Entries supplied
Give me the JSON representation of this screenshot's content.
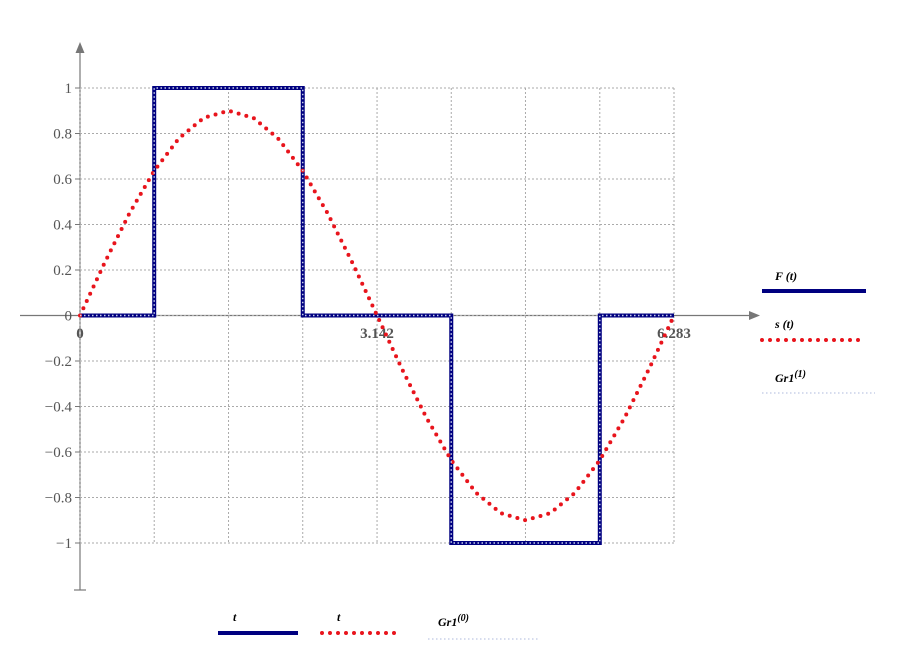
{
  "chart_data": {
    "type": "line",
    "xlim": [
      0,
      6.283
    ],
    "ylim": [
      -1,
      1
    ],
    "xticks": [
      0,
      {
        "value": 0.785,
        "label": null
      },
      {
        "value": 1.571,
        "label": null
      },
      {
        "value": 2.356,
        "label": null
      },
      3.142,
      {
        "value": 3.927,
        "label": null
      },
      {
        "value": 4.712,
        "label": null
      },
      {
        "value": 5.498,
        "label": null
      },
      6.283
    ],
    "yticks": [
      {
        "value": -1,
        "label": "−1"
      },
      {
        "value": -0.8,
        "label": "−0.8"
      },
      {
        "value": -0.6,
        "label": "−0.6"
      },
      {
        "value": -0.4,
        "label": "−0.4"
      },
      {
        "value": -0.2,
        "label": "−0.2"
      },
      0,
      0.2,
      0.4,
      0.6,
      0.8,
      1
    ],
    "grid": true,
    "series": [
      {
        "name": "F (t)",
        "x_name": "t",
        "color": "#000080",
        "style": "solid",
        "x": [
          0,
          0.785,
          0.785,
          2.356,
          2.356,
          3.927,
          3.927,
          5.498,
          5.498,
          6.283
        ],
        "values": [
          0,
          0,
          1,
          1,
          0,
          0,
          -1,
          -1,
          0,
          0
        ]
      },
      {
        "name": "s (t)",
        "x_name": "t",
        "color": "#e8141c",
        "style": "dots",
        "x": [
          0,
          0.262,
          0.524,
          0.785,
          1.047,
          1.309,
          1.571,
          1.833,
          2.094,
          2.356,
          2.618,
          2.88,
          3.142,
          3.403,
          3.665,
          3.927,
          4.189,
          4.451,
          4.712,
          4.974,
          5.236,
          5.498,
          5.76,
          6.021,
          6.283
        ],
        "values": [
          0,
          0.233,
          0.45,
          0.636,
          0.779,
          0.869,
          0.9,
          0.869,
          0.779,
          0.636,
          0.45,
          0.233,
          0,
          -0.233,
          -0.45,
          -0.636,
          -0.779,
          -0.869,
          -0.9,
          -0.869,
          -0.779,
          -0.636,
          -0.45,
          -0.233,
          0
        ]
      },
      {
        "name": "Gr1",
        "name_sup": "(1)",
        "x_name": "Gr1",
        "x_name_sup": "(0)",
        "color": "#c8d0e8",
        "style": "dotted",
        "x": [
          0,
          0.785,
          0.785,
          2.356,
          2.356,
          3.927,
          3.927,
          5.498,
          5.498,
          6.283
        ],
        "values": [
          0,
          0,
          1,
          1,
          0,
          0,
          -1,
          -1,
          0,
          0
        ]
      }
    ]
  }
}
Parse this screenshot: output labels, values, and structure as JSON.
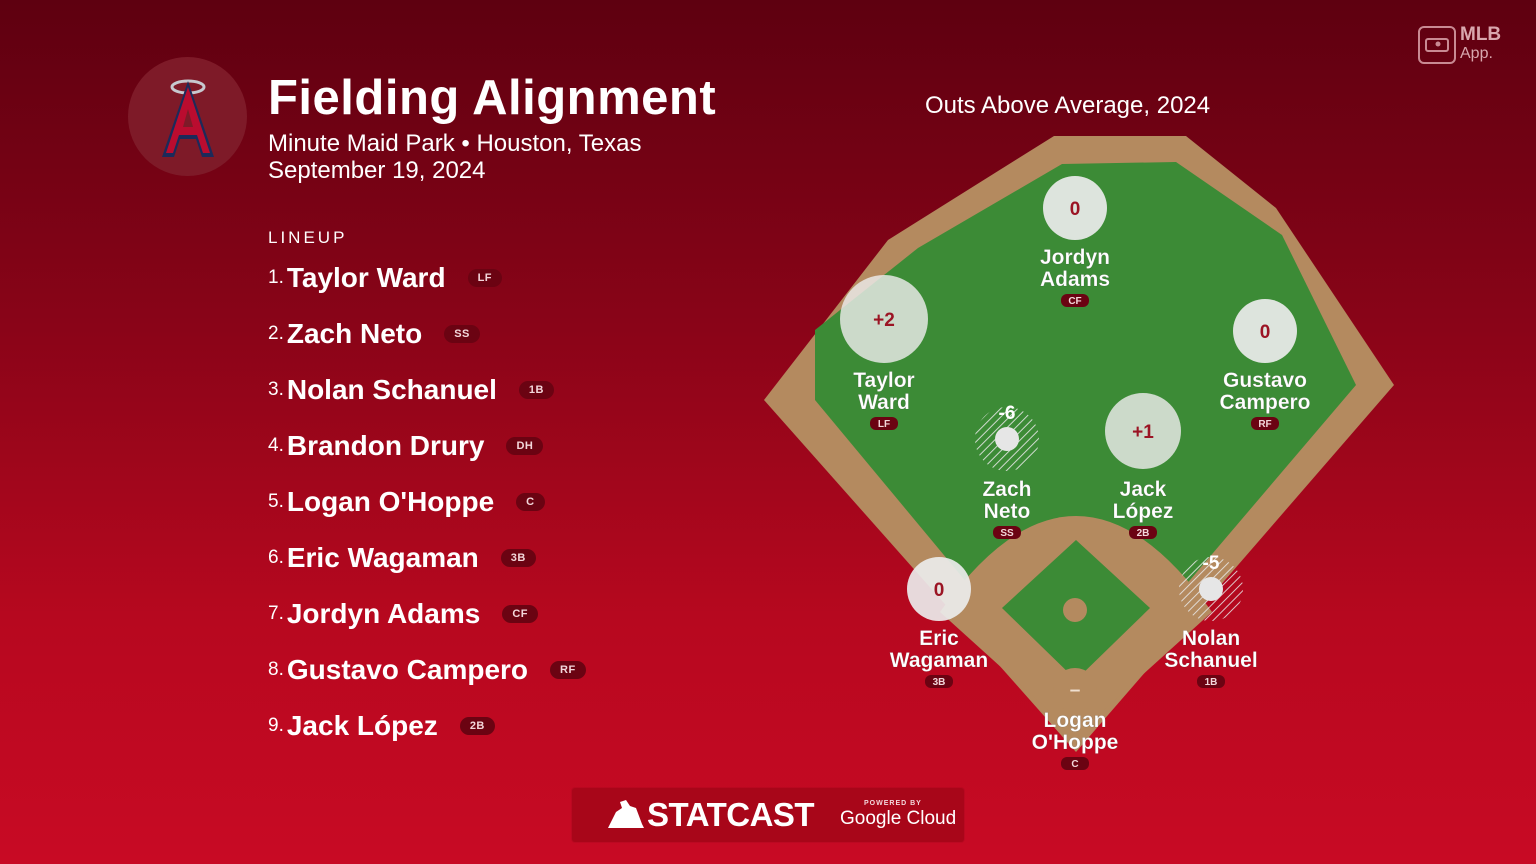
{
  "header": {
    "title": "Fielding Alignment",
    "subtitle": "Minute Maid Park • Houston, Texas",
    "date": "September 19, 2024",
    "team_logo": "angels-logo",
    "team_logo_letter": "A"
  },
  "badge": {
    "line1": "MLB",
    "line2": "App."
  },
  "lineup": {
    "heading": "LINEUP",
    "players": [
      {
        "num": "1.",
        "name": "Taylor Ward",
        "pos": "LF"
      },
      {
        "num": "2.",
        "name": "Zach Neto",
        "pos": "SS"
      },
      {
        "num": "3.",
        "name": "Nolan Schanuel",
        "pos": "1B"
      },
      {
        "num": "4.",
        "name": "Brandon Drury",
        "pos": "DH"
      },
      {
        "num": "5.",
        "name": "Logan O'Hoppe",
        "pos": "C"
      },
      {
        "num": "6.",
        "name": "Eric Wagaman",
        "pos": "3B"
      },
      {
        "num": "7.",
        "name": "Jordyn Adams",
        "pos": "CF"
      },
      {
        "num": "8.",
        "name": "Gustavo Campero",
        "pos": "RF"
      },
      {
        "num": "9.",
        "name": "Jack López",
        "pos": "2B"
      }
    ]
  },
  "field": {
    "title": "Outs Above Average, 2024",
    "colors": {
      "grass": "#3c8b36",
      "dirt": "#b48a5f",
      "bubble_positive": "#e8e8e8",
      "bubble_negative": "#e8e8e8"
    },
    "positions": [
      {
        "pos": "CF",
        "first": "Jordyn",
        "last": "Adams",
        "oaa": "0",
        "value": 0
      },
      {
        "pos": "LF",
        "first": "Taylor",
        "last": "Ward",
        "oaa": "+2",
        "value": 2
      },
      {
        "pos": "RF",
        "first": "Gustavo",
        "last": "Campero",
        "oaa": "0",
        "value": 0
      },
      {
        "pos": "SS",
        "first": "Zach",
        "last": "Neto",
        "oaa": "-6",
        "value": -6
      },
      {
        "pos": "2B",
        "first": "Jack",
        "last": "López",
        "oaa": "+1",
        "value": 1
      },
      {
        "pos": "3B",
        "first": "Eric",
        "last": "Wagaman",
        "oaa": "0",
        "value": 0
      },
      {
        "pos": "1B",
        "first": "Nolan",
        "last": "Schanuel",
        "oaa": "-5",
        "value": -5
      },
      {
        "pos": "C",
        "first": "Logan",
        "last": "O'Hoppe",
        "oaa": "–",
        "value": null
      }
    ]
  },
  "footer": {
    "brand": "STATCAST",
    "powered_by": "POWERED BY",
    "partner": "Google Cloud"
  }
}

Instructions for the task
Leave the pictures out and copy the rest of the data exactly.

Answer for the task
Give me the JSON representation of this screenshot's content.
{
  "chart_data": {
    "type": "line",
    "xlim": [
      0,
      6.283
    ],
    "ylim": [
      -1,
      1
    ],
    "xticks": [
      0,
      {
        "value": 0.785,
        "label": null
      },
      {
        "value": 1.571,
        "label": null
      },
      {
        "value": 2.356,
        "label": null
      },
      3.142,
      {
        "value": 3.927,
        "label": null
      },
      {
        "value": 4.712,
        "label": null
      },
      {
        "value": 5.498,
        "label": null
      },
      6.283
    ],
    "yticks": [
      {
        "value": -1,
        "label": "−1"
      },
      {
        "value": -0.8,
        "label": "−0.8"
      },
      {
        "value": -0.6,
        "label": "−0.6"
      },
      {
        "value": -0.4,
        "label": "−0.4"
      },
      {
        "value": -0.2,
        "label": "−0.2"
      },
      0,
      0.2,
      0.4,
      0.6,
      0.8,
      1
    ],
    "grid": true,
    "series": [
      {
        "name": "F (t)",
        "x_name": "t",
        "color": "#000080",
        "style": "solid",
        "x": [
          0,
          0.785,
          0.785,
          2.356,
          2.356,
          3.927,
          3.927,
          5.498,
          5.498,
          6.283
        ],
        "values": [
          0,
          0,
          1,
          1,
          0,
          0,
          -1,
          -1,
          0,
          0
        ]
      },
      {
        "name": "s (t)",
        "x_name": "t",
        "color": "#e8141c",
        "style": "dots",
        "x": [
          0,
          0.262,
          0.524,
          0.785,
          1.047,
          1.309,
          1.571,
          1.833,
          2.094,
          2.356,
          2.618,
          2.88,
          3.142,
          3.403,
          3.665,
          3.927,
          4.189,
          4.451,
          4.712,
          4.974,
          5.236,
          5.498,
          5.76,
          6.021,
          6.283
        ],
        "values": [
          0,
          0.233,
          0.45,
          0.636,
          0.779,
          0.869,
          0.9,
          0.869,
          0.779,
          0.636,
          0.45,
          0.233,
          0,
          -0.233,
          -0.45,
          -0.636,
          -0.779,
          -0.869,
          -0.9,
          -0.869,
          -0.779,
          -0.636,
          -0.45,
          -0.233,
          0
        ]
      },
      {
        "name": "Gr1",
        "name_sup": "(1)",
        "x_name": "Gr1",
        "x_name_sup": "(0)",
        "color": "#c8d0e8",
        "style": "dotted",
        "x": [
          0,
          0.785,
          0.785,
          2.356,
          2.356,
          3.927,
          3.927,
          5.498,
          5.498,
          6.283
        ],
        "values": [
          0,
          0,
          1,
          1,
          0,
          0,
          -1,
          -1,
          0,
          0
        ]
      }
    ]
  }
}
Parse this screenshot: output labels, values, and structure as JSON.
{
  "header": {
    "title": "Fielding Alignment",
    "subtitle": "Minute Maid Park • Houston, Texas",
    "date": "September 19, 2024",
    "team_logo": "angels-logo",
    "team_logo_letter": "A"
  },
  "badge": {
    "line1": "MLB",
    "line2": "App."
  },
  "lineup": {
    "heading": "LINEUP",
    "players": [
      {
        "num": "1.",
        "name": "Taylor Ward",
        "pos": "LF"
      },
      {
        "num": "2.",
        "name": "Zach Neto",
        "pos": "SS"
      },
      {
        "num": "3.",
        "name": "Nolan Schanuel",
        "pos": "1B"
      },
      {
        "num": "4.",
        "name": "Brandon Drury",
        "pos": "DH"
      },
      {
        "num": "5.",
        "name": "Logan O'Hoppe",
        "pos": "C"
      },
      {
        "num": "6.",
        "name": "Eric Wagaman",
        "pos": "3B"
      },
      {
        "num": "7.",
        "name": "Jordyn Adams",
        "pos": "CF"
      },
      {
        "num": "8.",
        "name": "Gustavo Campero",
        "pos": "RF"
      },
      {
        "num": "9.",
        "name": "Jack López",
        "pos": "2B"
      }
    ]
  },
  "field": {
    "title": "Outs Above Average, 2024",
    "colors": {
      "grass": "#3c8b36",
      "dirt": "#b48a5f",
      "bubble_positive": "#e8e8e8",
      "bubble_negative": "#e8e8e8"
    },
    "positions": [
      {
        "pos": "CF",
        "first": "Jordyn",
        "last": "Adams",
        "oaa": "0",
        "value": 0
      },
      {
        "pos": "LF",
        "first": "Taylor",
        "last": "Ward",
        "oaa": "+2",
        "value": 2
      },
      {
        "pos": "RF",
        "first": "Gustavo",
        "last": "Campero",
        "oaa": "0",
        "value": 0
      },
      {
        "pos": "SS",
        "first": "Zach",
        "last": "Neto",
        "oaa": "-6",
        "value": -6
      },
      {
        "pos": "2B",
        "first": "Jack",
        "last": "López",
        "oaa": "+1",
        "value": 1
      },
      {
        "pos": "3B",
        "first": "Eric",
        "last": "Wagaman",
        "oaa": "0",
        "value": 0
      },
      {
        "pos": "1B",
        "first": "Nolan",
        "last": "Schanuel",
        "oaa": "-5",
        "value": -5
      },
      {
        "pos": "C",
        "first": "Logan",
        "last": "O'Hoppe",
        "oaa": "–",
        "value": null
      }
    ]
  },
  "footer": {
    "brand": "STATCAST",
    "powered_by": "POWERED BY",
    "partner": "Google Cloud"
  }
}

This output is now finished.